Could you reproduce all of the data below verbatim, omitting the pictures?

___ DATA TO PROCESS

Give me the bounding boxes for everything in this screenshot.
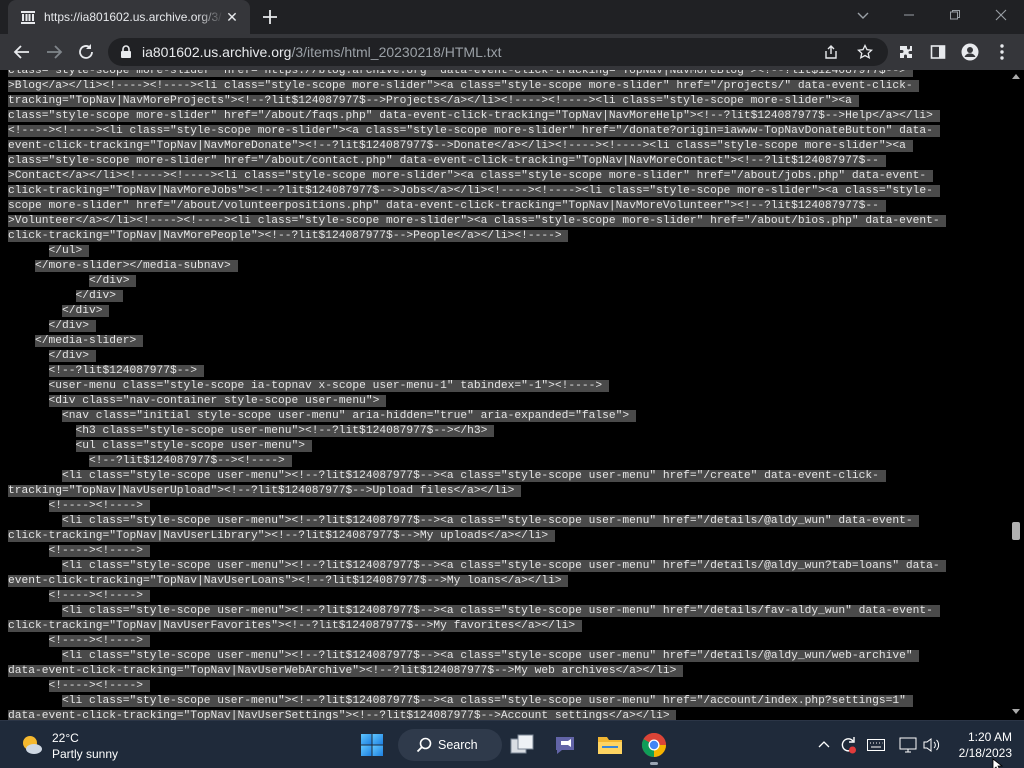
scroll-up-arrow-icon[interactable] (1012, 74, 1020, 79)
source-line[interactable]: data-event-click-tracking="TopNav|NavUse… (8, 710, 677, 720)
source-line[interactable]: event-click-tracking="TopNav|NavUserLoan… (8, 575, 569, 587)
source-line[interactable]: <!----><!----> (48, 590, 150, 602)
source-line[interactable]: <h3 class="style-scope user-menu"><!--?l… (75, 425, 495, 437)
minimize-icon[interactable] (886, 0, 932, 30)
source-line[interactable]: class="style-scope more-slider" href="ht… (8, 70, 913, 77)
source-line[interactable]: event-click-tracking="TopNav|NavMoreDona… (8, 140, 913, 152)
source-line[interactable]: <!----><!----> (48, 500, 150, 512)
file-explorer-icon[interactable] (594, 729, 626, 761)
source-line[interactable]: </media-slider> (35, 335, 144, 347)
browser-menu-icon[interactable] (992, 42, 1012, 62)
volume-icon[interactable] (922, 735, 942, 755)
source-line[interactable]: <li class="style-scope user-menu"><!--?l… (62, 650, 920, 662)
close-window-icon[interactable] (978, 0, 1024, 30)
search-icon (416, 737, 432, 753)
source-line[interactable]: tracking="TopNav|NavUserUpload"><!--?lit… (8, 485, 522, 497)
page-content[interactable]: class="style-scope more-slider" href="ht… (0, 70, 1008, 720)
profile-avatar-icon[interactable] (960, 42, 980, 62)
task-view-icon[interactable] (506, 729, 538, 761)
source-line[interactable]: scope more-slider" href="/about/voluntee… (8, 200, 886, 212)
mouse-cursor-icon (992, 758, 1004, 768)
url-text[interactable]: ia801602.us.archive.org/3/items/html_202… (142, 44, 502, 60)
partly-sunny-icon (23, 736, 42, 754)
back-icon[interactable] (10, 40, 34, 64)
source-line[interactable]: <!----><!----> (48, 545, 150, 557)
source-text[interactable]: class="style-scope more-slider" href="ht… (8, 70, 947, 720)
start-button[interactable] (356, 729, 388, 761)
source-line[interactable]: <!--?lit$124087977$--> (48, 365, 204, 377)
windows-taskbar: 22°C Partly sunny Search 1:20 AM 2/18/20… (0, 720, 1024, 768)
source-line[interactable]: <ul class="style-scope user-menu"> (75, 440, 312, 452)
source-line[interactable]: <div class="nav-container style-scope us… (48, 395, 387, 407)
tab-strip: https://ia801602.us.archive.org/3/ ✕ (0, 0, 1024, 34)
keyboard-icon[interactable] (866, 735, 886, 755)
source-line[interactable]: <li class="style-scope user-menu"><!--?l… (62, 695, 913, 707)
search-label: Search (438, 738, 478, 752)
restore-icon[interactable] (932, 0, 978, 30)
teams-chat-icon[interactable] (549, 729, 581, 761)
source-line[interactable]: >Volunteer</a></li><!----><!----><li cla… (8, 215, 947, 227)
temperature-label: 22°C (52, 731, 79, 745)
source-line[interactable]: <li class="style-scope user-menu"><!--?l… (62, 470, 886, 482)
vertical-scrollbar[interactable] (1008, 70, 1024, 720)
source-line[interactable]: click-tracking="TopNav|NavMoreJobs"><!--… (8, 185, 940, 197)
windows-logo-icon (361, 734, 383, 756)
source-line[interactable]: <li class="style-scope user-menu"><!--?l… (62, 515, 920, 527)
lock-icon[interactable] (120, 45, 132, 59)
source-line[interactable]: <li class="style-scope user-menu"><!--?l… (62, 560, 947, 572)
source-line[interactable]: class="style-scope more-slider" href="/a… (8, 110, 940, 122)
side-panel-icon[interactable] (928, 42, 948, 62)
browser-toolbar: ia801602.us.archive.org/3/items/html_202… (0, 34, 1024, 70)
chrome-icon[interactable] (638, 729, 670, 761)
source-line[interactable]: </div> (89, 275, 137, 287)
network-icon[interactable] (898, 735, 918, 755)
scrollbar-thumb[interactable] (1012, 522, 1020, 540)
source-line[interactable]: class="style-scope more-slider" href="/a… (8, 155, 886, 167)
tab-search-chevron-icon[interactable] (840, 0, 886, 30)
source-line[interactable]: <li class="style-scope user-menu"><!--?l… (62, 605, 940, 617)
clock-time: 1:20 AM (967, 730, 1012, 744)
source-line[interactable]: click-tracking="TopNav|NavMorePeople"><!… (8, 230, 569, 242)
source-line[interactable]: <nav class="initial style-scope user-men… (62, 410, 636, 422)
close-tab-icon[interactable]: ✕ (224, 9, 240, 25)
source-line[interactable]: tracking="TopNav|NavMoreProjects"><!--?l… (8, 95, 859, 107)
system-clock[interactable]: 1:20 AM 2/18/2023 (948, 729, 1012, 761)
source-line[interactable]: click-tracking="TopNav|NavUserLibrary"><… (8, 530, 555, 542)
extensions-icon[interactable] (896, 42, 916, 62)
address-bar[interactable]: ia801602.us.archive.org/3/items/html_202… (108, 38, 888, 66)
source-line[interactable]: <!----><!----> (48, 680, 150, 692)
source-line[interactable]: </ul> (48, 245, 90, 257)
forward-icon[interactable] (42, 40, 66, 64)
new-tab-icon[interactable] (260, 7, 280, 27)
taskbar-search-button[interactable]: Search (398, 729, 502, 761)
show-hidden-icons-chevron-icon[interactable] (814, 735, 834, 755)
share-icon[interactable] (822, 43, 840, 61)
source-line[interactable]: </div> (48, 350, 96, 362)
source-line[interactable]: data-event-click-tracking="TopNav|NavUse… (8, 665, 684, 677)
scroll-down-arrow-icon[interactable] (1012, 709, 1020, 714)
browser-tab[interactable]: https://ia801602.us.archive.org/3/ ✕ (8, 0, 250, 34)
tab-title: https://ia801602.us.archive.org/3/ (44, 10, 222, 24)
weather-condition-label: Partly sunny (52, 747, 119, 761)
source-line[interactable]: >Blog</a></li><!----><!----><li class="s… (8, 80, 920, 92)
source-line[interactable]: click-tracking="TopNav|NavUserFavorites"… (8, 620, 582, 632)
source-line[interactable]: >Contact</a></li><!----><!----><li class… (8, 170, 933, 182)
source-line[interactable]: <!--?lit$124087977$--><!----> (89, 455, 292, 467)
source-line[interactable]: <!----><!----><li class="style-scope mor… (8, 125, 940, 137)
source-line[interactable]: </more-slider></media-subnav> (35, 260, 238, 272)
source-line[interactable]: <user-menu class="style-scope ia-topnav … (48, 380, 609, 392)
source-line[interactable]: </div> (48, 320, 96, 332)
sync-status-icon[interactable] (838, 735, 858, 755)
archive-favicon-icon (21, 11, 35, 24)
reload-icon[interactable] (74, 40, 98, 64)
source-line[interactable]: </div> (75, 290, 123, 302)
bookmark-star-icon[interactable] (856, 43, 874, 61)
chrome-running-indicator (650, 762, 658, 765)
source-line[interactable]: <!----><!----> (48, 635, 150, 647)
source-line[interactable]: </div> (62, 305, 110, 317)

______

FULL OUTPUT:
Give me the bounding boxes for everything in this screenshot.
scroll-up-arrow-icon[interactable] (1012, 74, 1020, 79)
source-line[interactable]: data-event-click-tracking="TopNav|NavUse… (8, 710, 677, 720)
source-line[interactable]: event-click-tracking="TopNav|NavUserLoan… (8, 575, 569, 587)
source-line[interactable]: <!----><!----> (48, 590, 150, 602)
source-line[interactable]: <h3 class="style-scope user-menu"><!--?l… (75, 425, 495, 437)
minimize-icon[interactable] (886, 0, 932, 30)
source-line[interactable]: class="style-scope more-slider" href="ht… (8, 70, 913, 77)
source-line[interactable]: event-click-tracking="TopNav|NavMoreDona… (8, 140, 913, 152)
source-line[interactable]: <!----><!----> (48, 500, 150, 512)
file-explorer-icon[interactable] (594, 729, 626, 761)
source-line[interactable]: </media-slider> (35, 335, 144, 347)
browser-menu-icon[interactable] (992, 42, 1012, 62)
volume-icon[interactable] (922, 735, 942, 755)
source-line[interactable]: <li class="style-scope user-menu"><!--?l… (62, 650, 920, 662)
close-window-icon[interactable] (978, 0, 1024, 30)
search-icon (416, 737, 432, 753)
source-line[interactable]: tracking="TopNav|NavUserUpload"><!--?lit… (8, 485, 522, 497)
page-content[interactable]: class="style-scope more-slider" href="ht… (0, 70, 1008, 720)
profile-avatar-icon[interactable] (960, 42, 980, 62)
task-view-icon[interactable] (506, 729, 538, 761)
source-line[interactable]: scope more-slider" href="/about/voluntee… (8, 200, 886, 212)
mouse-cursor-icon (992, 758, 1004, 768)
url-text[interactable]: ia801602.us.archive.org/3/items/html_202… (142, 44, 502, 60)
partly-sunny-icon (23, 736, 42, 754)
back-icon[interactable] (10, 40, 34, 64)
source-line[interactable]: <!----><!----> (48, 545, 150, 557)
source-text[interactable]: class="style-scope more-slider" href="ht… (8, 70, 947, 720)
start-button[interactable] (356, 729, 388, 761)
source-line[interactable]: <!--?lit$124087977$--> (48, 365, 204, 377)
windows-taskbar: 22°C Partly sunny Search 1:20 AM 2/18/20… (0, 720, 1024, 768)
source-line[interactable]: <ul class="style-scope user-menu"> (75, 440, 312, 452)
source-line[interactable]: <div class="nav-container style-scope us… (48, 395, 387, 407)
tab-strip: https://ia801602.us.archive.org/3/ ✕ (0, 0, 1024, 34)
keyboard-icon[interactable] (866, 735, 886, 755)
source-line[interactable]: <li class="style-scope user-menu"><!--?l… (62, 695, 913, 707)
search-label: Search (438, 738, 478, 752)
restore-icon[interactable] (932, 0, 978, 30)
teams-chat-icon[interactable] (549, 729, 581, 761)
source-line[interactable]: >Volunteer</a></li><!----><!----><li cla… (8, 215, 947, 227)
temperature-label: 22°C (52, 731, 79, 745)
source-line[interactable]: <li class="style-scope user-menu"><!--?l… (62, 470, 886, 482)
vertical-scrollbar[interactable] (1008, 70, 1024, 720)
source-line[interactable]: click-tracking="TopNav|NavMoreJobs"><!--… (8, 185, 940, 197)
windows-logo-icon (361, 734, 383, 756)
source-line[interactable]: <li class="style-scope user-menu"><!--?l… (62, 515, 920, 527)
lock-icon[interactable] (120, 45, 132, 59)
source-line[interactable]: <li class="style-scope user-menu"><!--?l… (62, 560, 947, 572)
source-line[interactable]: class="style-scope more-slider" href="/a… (8, 110, 940, 122)
side-panel-icon[interactable] (928, 42, 948, 62)
browser-toolbar: ia801602.us.archive.org/3/items/html_202… (0, 34, 1024, 70)
chrome-icon[interactable] (638, 729, 670, 761)
source-line[interactable]: </div> (89, 275, 137, 287)
network-icon[interactable] (898, 735, 918, 755)
scrollbar-thumb[interactable] (1012, 522, 1020, 540)
source-line[interactable]: class="style-scope more-slider" href="/a… (8, 155, 886, 167)
tab-search-chevron-icon[interactable] (840, 0, 886, 30)
source-line[interactable]: <li class="style-scope user-menu"><!--?l… (62, 605, 940, 617)
clock-time: 1:20 AM (967, 730, 1012, 744)
source-line[interactable]: click-tracking="TopNav|NavMorePeople"><!… (8, 230, 569, 242)
source-line[interactable]: <nav class="initial style-scope user-men… (62, 410, 636, 422)
close-tab-icon[interactable]: ✕ (224, 9, 240, 25)
source-line[interactable]: tracking="TopNav|NavMoreProjects"><!--?l… (8, 95, 859, 107)
system-clock[interactable]: 1:20 AM 2/18/2023 (948, 729, 1012, 761)
source-line[interactable]: click-tracking="TopNav|NavUserLibrary"><… (8, 530, 555, 542)
extensions-icon[interactable] (896, 42, 916, 62)
address-bar[interactable]: ia801602.us.archive.org/3/items/html_202… (108, 38, 888, 66)
source-line[interactable]: <!----><!----> (48, 680, 150, 692)
source-line[interactable]: </ul> (48, 245, 90, 257)
forward-icon[interactable] (42, 40, 66, 64)
new-tab-icon[interactable] (260, 7, 280, 27)
taskbar-search-button[interactable]: Search (398, 729, 502, 761)
show-hidden-icons-chevron-icon[interactable] (814, 735, 834, 755)
share-icon[interactable] (822, 43, 840, 61)
source-line[interactable]: </div> (48, 350, 96, 362)
source-line[interactable]: data-event-click-tracking="TopNav|NavUse… (8, 665, 684, 677)
scroll-down-arrow-icon[interactable] (1012, 709, 1020, 714)
browser-tab[interactable]: https://ia801602.us.archive.org/3/ ✕ (8, 0, 250, 34)
tab-title: https://ia801602.us.archive.org/3/ (44, 10, 222, 24)
weather-condition-label: Partly sunny (52, 747, 119, 761)
source-line[interactable]: >Blog</a></li><!----><!----><li class="s… (8, 80, 920, 92)
source-line[interactable]: click-tracking="TopNav|NavUserFavorites"… (8, 620, 582, 632)
source-line[interactable]: >Contact</a></li><!----><!----><li class… (8, 170, 933, 182)
source-line[interactable]: <!--?lit$124087977$--><!----> (89, 455, 292, 467)
source-line[interactable]: <!----><!----><li class="style-scope mor… (8, 125, 940, 137)
source-line[interactable]: </more-slider></media-subnav> (35, 260, 238, 272)
source-line[interactable]: <user-menu class="style-scope ia-topnav … (48, 380, 609, 392)
source-line[interactable]: </div> (48, 320, 96, 332)
sync-status-icon[interactable] (838, 735, 858, 755)
archive-favicon-icon (21, 11, 35, 24)
reload-icon[interactable] (74, 40, 98, 64)
source-line[interactable]: </div> (75, 290, 123, 302)
bookmark-star-icon[interactable] (856, 43, 874, 61)
chrome-running-indicator (650, 762, 658, 765)
source-line[interactable]: <!----><!----> (48, 635, 150, 647)
source-line[interactable]: </div> (62, 305, 110, 317)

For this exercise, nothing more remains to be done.